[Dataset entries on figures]
■ ■ ■
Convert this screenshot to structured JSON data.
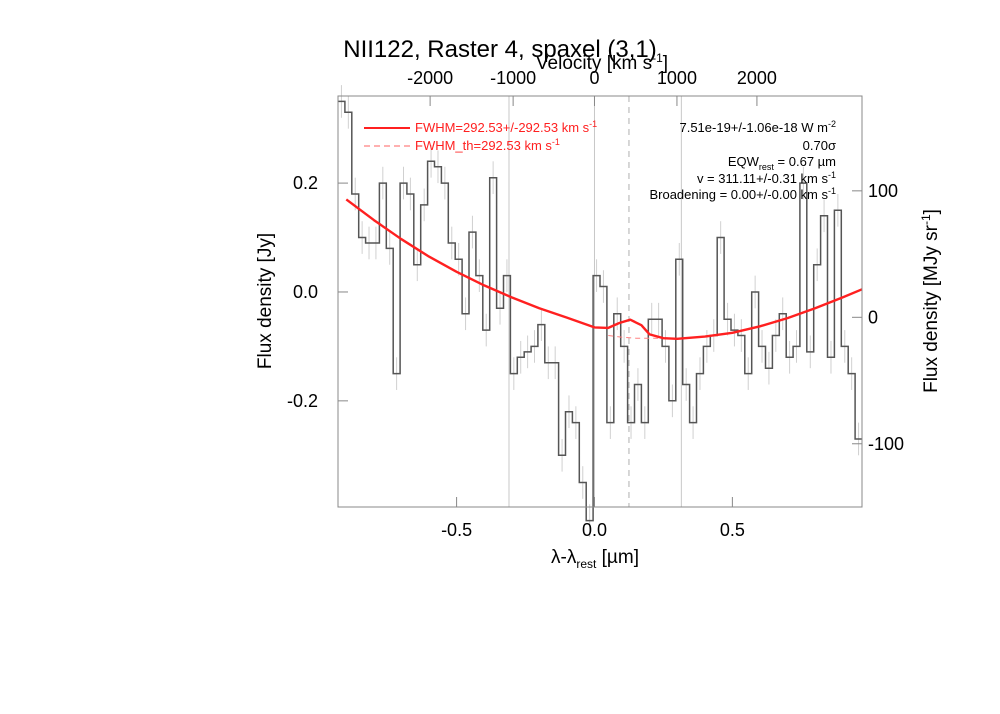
{
  "chart_data": {
    "type": "line",
    "title": "NII122, Raster 4, spaxel (3,1)",
    "xlabel": "λ-λ",
    "xlabel_sub": "rest",
    "xlabel_unit": " [µm]",
    "ylabel_left": "Flux density [Jy]",
    "ylabel_right_prefix": "Flux density [MJy sr",
    "ylabel_right_exp": "-1",
    "ylabel_right_suffix": "]",
    "top_axis_label_prefix": "Velocity [km s",
    "top_axis_label_exp": "-1",
    "top_axis_label_suffix": "]",
    "xlim": [
      -0.93,
      0.97
    ],
    "ylim": [
      -0.395,
      0.36
    ],
    "right_ylim": [
      -150,
      175
    ],
    "x_ticks": [
      -0.5,
      0.0,
      0.5
    ],
    "x_tick_labels": [
      "-0.5",
      "0.0",
      "0.5"
    ],
    "y_ticks": [
      -0.2,
      0.0,
      0.2
    ],
    "y_tick_labels": [
      "-0.2",
      "0.0",
      "0.2"
    ],
    "right_ticks": [
      -100,
      0,
      100
    ],
    "right_tick_labels": [
      "-100",
      "0",
      "100"
    ],
    "top_ticks": [
      -2000,
      -1000,
      0,
      1000,
      2000
    ],
    "top_tick_labels": [
      "-2000",
      "-1000",
      "0",
      "1000",
      "2000"
    ],
    "top_axis_x_at_velocity": [
      [
        -2000,
        -0.596
      ],
      [
        -1000,
        -0.295
      ],
      [
        0,
        0.0
      ],
      [
        1000,
        0.299
      ],
      [
        2000,
        0.589
      ]
    ],
    "vlines": [
      -0.31,
      0.0,
      0.315
    ],
    "vline_dashed": 0.125,
    "series": [
      {
        "name": "spectrum",
        "style": "steps",
        "x": [
          -0.93,
          -0.905,
          -0.88,
          -0.855,
          -0.83,
          -0.805,
          -0.78,
          -0.755,
          -0.73,
          -0.705,
          -0.68,
          -0.655,
          -0.63,
          -0.605,
          -0.58,
          -0.555,
          -0.53,
          -0.505,
          -0.48,
          -0.455,
          -0.43,
          -0.405,
          -0.38,
          -0.355,
          -0.33,
          -0.305,
          -0.28,
          -0.255,
          -0.23,
          -0.205,
          -0.18,
          -0.155,
          -0.13,
          -0.105,
          -0.08,
          -0.055,
          -0.03,
          -0.005,
          0.02,
          0.045,
          0.07,
          0.095,
          0.12,
          0.145,
          0.17,
          0.195,
          0.22,
          0.245,
          0.27,
          0.295,
          0.32,
          0.345,
          0.37,
          0.395,
          0.42,
          0.445,
          0.47,
          0.495,
          0.52,
          0.545,
          0.57,
          0.595,
          0.62,
          0.645,
          0.67,
          0.695,
          0.72,
          0.745,
          0.77,
          0.795,
          0.82,
          0.845,
          0.87,
          0.895,
          0.92,
          0.945
        ],
        "values": [
          0.35,
          0.33,
          0.18,
          0.1,
          0.09,
          0.09,
          0.2,
          0.08,
          -0.15,
          0.2,
          0.18,
          0.05,
          0.16,
          0.24,
          0.23,
          0.2,
          0.09,
          0.06,
          -0.04,
          0.11,
          0.03,
          -0.07,
          0.21,
          -0.03,
          0.03,
          -0.15,
          -0.12,
          -0.11,
          -0.1,
          -0.06,
          -0.13,
          -0.13,
          -0.3,
          -0.22,
          -0.24,
          -0.35,
          -0.42,
          0.03,
          0.01,
          -0.24,
          -0.04,
          -0.1,
          -0.24,
          -0.17,
          -0.24,
          -0.05,
          -0.05,
          -0.1,
          -0.2,
          0.06,
          -0.17,
          -0.24,
          -0.15,
          -0.1,
          -0.08,
          0.1,
          -0.05,
          -0.07,
          -0.08,
          -0.15,
          0.0,
          -0.1,
          -0.14,
          -0.08,
          -0.04,
          -0.12,
          -0.1,
          0.2,
          -0.11,
          0.05,
          0.14,
          -0.12,
          0.15,
          -0.1,
          -0.15,
          -0.27
        ],
        "color": "#555555"
      },
      {
        "name": "FWHM=292.53+/-292.53 km s",
        "style": "line",
        "x": [
          -0.9,
          -0.8,
          -0.7,
          -0.6,
          -0.5,
          -0.4,
          -0.3,
          -0.2,
          -0.1,
          0.0,
          0.05,
          0.09,
          0.13,
          0.17,
          0.2,
          0.25,
          0.3,
          0.4,
          0.5,
          0.6,
          0.7,
          0.8,
          0.9,
          0.97
        ],
        "values": [
          0.17,
          0.132,
          0.097,
          0.065,
          0.037,
          0.012,
          -0.01,
          -0.03,
          -0.047,
          -0.065,
          -0.066,
          -0.057,
          -0.051,
          -0.061,
          -0.078,
          -0.085,
          -0.086,
          -0.082,
          -0.075,
          -0.063,
          -0.048,
          -0.03,
          -0.01,
          0.005
        ],
        "color": "#ff2020"
      },
      {
        "name": "FWHM_th=292.53 km s",
        "style": "dashed",
        "x": [
          0.05,
          0.1,
          0.15,
          0.2,
          0.25,
          0.3
        ],
        "values": [
          -0.08,
          -0.083,
          -0.085,
          -0.085,
          -0.085,
          -0.085
        ],
        "color": "#ff8080"
      }
    ],
    "legend": [
      {
        "label": "FWHM=292.53+/-292.53 km s",
        "exp": "-1",
        "style": "solid"
      },
      {
        "label": "FWHM_th=292.53 km s",
        "exp": "-1",
        "style": "dashed"
      }
    ],
    "annotations": {
      "flux": "7.51e-19+/-1.06e-18 W m",
      "flux_exp": "-2",
      "sigma": "0.70σ",
      "eqw_a": "EQW",
      "eqw_sub": "rest",
      "eqw_b": " = 0.67 µm",
      "v": "v = 311.11+/-0.31 km s",
      "v_exp": "-1",
      "broadening": "Broadening = 0.00+/-0.00 km s",
      "broadening_exp": "-1"
    }
  }
}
■ ■ ■
## [Short exercise]
Your task is to copy the entries in full and exactly, without any images.

## [Answer to this exercise]
Convert this screenshot to structured JSON data.
{
  "chart_data": {
    "type": "line",
    "title": "NII122, Raster 4, spaxel (3,1)",
    "xlabel": "λ-λ",
    "xlabel_sub": "rest",
    "xlabel_unit": " [µm]",
    "ylabel_left": "Flux density [Jy]",
    "ylabel_right_prefix": "Flux density [MJy sr",
    "ylabel_right_exp": "-1",
    "ylabel_right_suffix": "]",
    "top_axis_label_prefix": "Velocity [km s",
    "top_axis_label_exp": "-1",
    "top_axis_label_suffix": "]",
    "xlim": [
      -0.93,
      0.97
    ],
    "ylim": [
      -0.395,
      0.36
    ],
    "right_ylim": [
      -150,
      175
    ],
    "x_ticks": [
      -0.5,
      0.0,
      0.5
    ],
    "x_tick_labels": [
      "-0.5",
      "0.0",
      "0.5"
    ],
    "y_ticks": [
      -0.2,
      0.0,
      0.2
    ],
    "y_tick_labels": [
      "-0.2",
      "0.0",
      "0.2"
    ],
    "right_ticks": [
      -100,
      0,
      100
    ],
    "right_tick_labels": [
      "-100",
      "0",
      "100"
    ],
    "top_ticks": [
      -2000,
      -1000,
      0,
      1000,
      2000
    ],
    "top_tick_labels": [
      "-2000",
      "-1000",
      "0",
      "1000",
      "2000"
    ],
    "top_axis_x_at_velocity": [
      [
        -2000,
        -0.596
      ],
      [
        -1000,
        -0.295
      ],
      [
        0,
        0.0
      ],
      [
        1000,
        0.299
      ],
      [
        2000,
        0.589
      ]
    ],
    "vlines": [
      -0.31,
      0.0,
      0.315
    ],
    "vline_dashed": 0.125,
    "series": [
      {
        "name": "spectrum",
        "style": "steps",
        "x": [
          -0.93,
          -0.905,
          -0.88,
          -0.855,
          -0.83,
          -0.805,
          -0.78,
          -0.755,
          -0.73,
          -0.705,
          -0.68,
          -0.655,
          -0.63,
          -0.605,
          -0.58,
          -0.555,
          -0.53,
          -0.505,
          -0.48,
          -0.455,
          -0.43,
          -0.405,
          -0.38,
          -0.355,
          -0.33,
          -0.305,
          -0.28,
          -0.255,
          -0.23,
          -0.205,
          -0.18,
          -0.155,
          -0.13,
          -0.105,
          -0.08,
          -0.055,
          -0.03,
          -0.005,
          0.02,
          0.045,
          0.07,
          0.095,
          0.12,
          0.145,
          0.17,
          0.195,
          0.22,
          0.245,
          0.27,
          0.295,
          0.32,
          0.345,
          0.37,
          0.395,
          0.42,
          0.445,
          0.47,
          0.495,
          0.52,
          0.545,
          0.57,
          0.595,
          0.62,
          0.645,
          0.67,
          0.695,
          0.72,
          0.745,
          0.77,
          0.795,
          0.82,
          0.845,
          0.87,
          0.895,
          0.92,
          0.945
        ],
        "values": [
          0.35,
          0.33,
          0.18,
          0.1,
          0.09,
          0.09,
          0.2,
          0.08,
          -0.15,
          0.2,
          0.18,
          0.05,
          0.16,
          0.24,
          0.23,
          0.2,
          0.09,
          0.06,
          -0.04,
          0.11,
          0.03,
          -0.07,
          0.21,
          -0.03,
          0.03,
          -0.15,
          -0.12,
          -0.11,
          -0.1,
          -0.06,
          -0.13,
          -0.13,
          -0.3,
          -0.22,
          -0.24,
          -0.35,
          -0.42,
          0.03,
          0.01,
          -0.24,
          -0.04,
          -0.1,
          -0.24,
          -0.17,
          -0.24,
          -0.05,
          -0.05,
          -0.1,
          -0.2,
          0.06,
          -0.17,
          -0.24,
          -0.15,
          -0.1,
          -0.08,
          0.1,
          -0.05,
          -0.07,
          -0.08,
          -0.15,
          0.0,
          -0.1,
          -0.14,
          -0.08,
          -0.04,
          -0.12,
          -0.1,
          0.2,
          -0.11,
          0.05,
          0.14,
          -0.12,
          0.15,
          -0.1,
          -0.15,
          -0.27
        ],
        "color": "#555555"
      },
      {
        "name": "FWHM=292.53+/-292.53 km s",
        "style": "line",
        "x": [
          -0.9,
          -0.8,
          -0.7,
          -0.6,
          -0.5,
          -0.4,
          -0.3,
          -0.2,
          -0.1,
          0.0,
          0.05,
          0.09,
          0.13,
          0.17,
          0.2,
          0.25,
          0.3,
          0.4,
          0.5,
          0.6,
          0.7,
          0.8,
          0.9,
          0.97
        ],
        "values": [
          0.17,
          0.132,
          0.097,
          0.065,
          0.037,
          0.012,
          -0.01,
          -0.03,
          -0.047,
          -0.065,
          -0.066,
          -0.057,
          -0.051,
          -0.061,
          -0.078,
          -0.085,
          -0.086,
          -0.082,
          -0.075,
          -0.063,
          -0.048,
          -0.03,
          -0.01,
          0.005
        ],
        "color": "#ff2020"
      },
      {
        "name": "FWHM_th=292.53 km s",
        "style": "dashed",
        "x": [
          0.05,
          0.1,
          0.15,
          0.2,
          0.25,
          0.3
        ],
        "values": [
          -0.08,
          -0.083,
          -0.085,
          -0.085,
          -0.085,
          -0.085
        ],
        "color": "#ff8080"
      }
    ],
    "legend": [
      {
        "label": "FWHM=292.53+/-292.53 km s",
        "exp": "-1",
        "style": "solid"
      },
      {
        "label": "FWHM_th=292.53 km s",
        "exp": "-1",
        "style": "dashed"
      }
    ],
    "annotations": {
      "flux": "7.51e-19+/-1.06e-18 W m",
      "flux_exp": "-2",
      "sigma": "0.70σ",
      "eqw_a": "EQW",
      "eqw_sub": "rest",
      "eqw_b": " = 0.67 µm",
      "v": "v = 311.11+/-0.31 km s",
      "v_exp": "-1",
      "broadening": "Broadening = 0.00+/-0.00 km s",
      "broadening_exp": "-1"
    }
  }
}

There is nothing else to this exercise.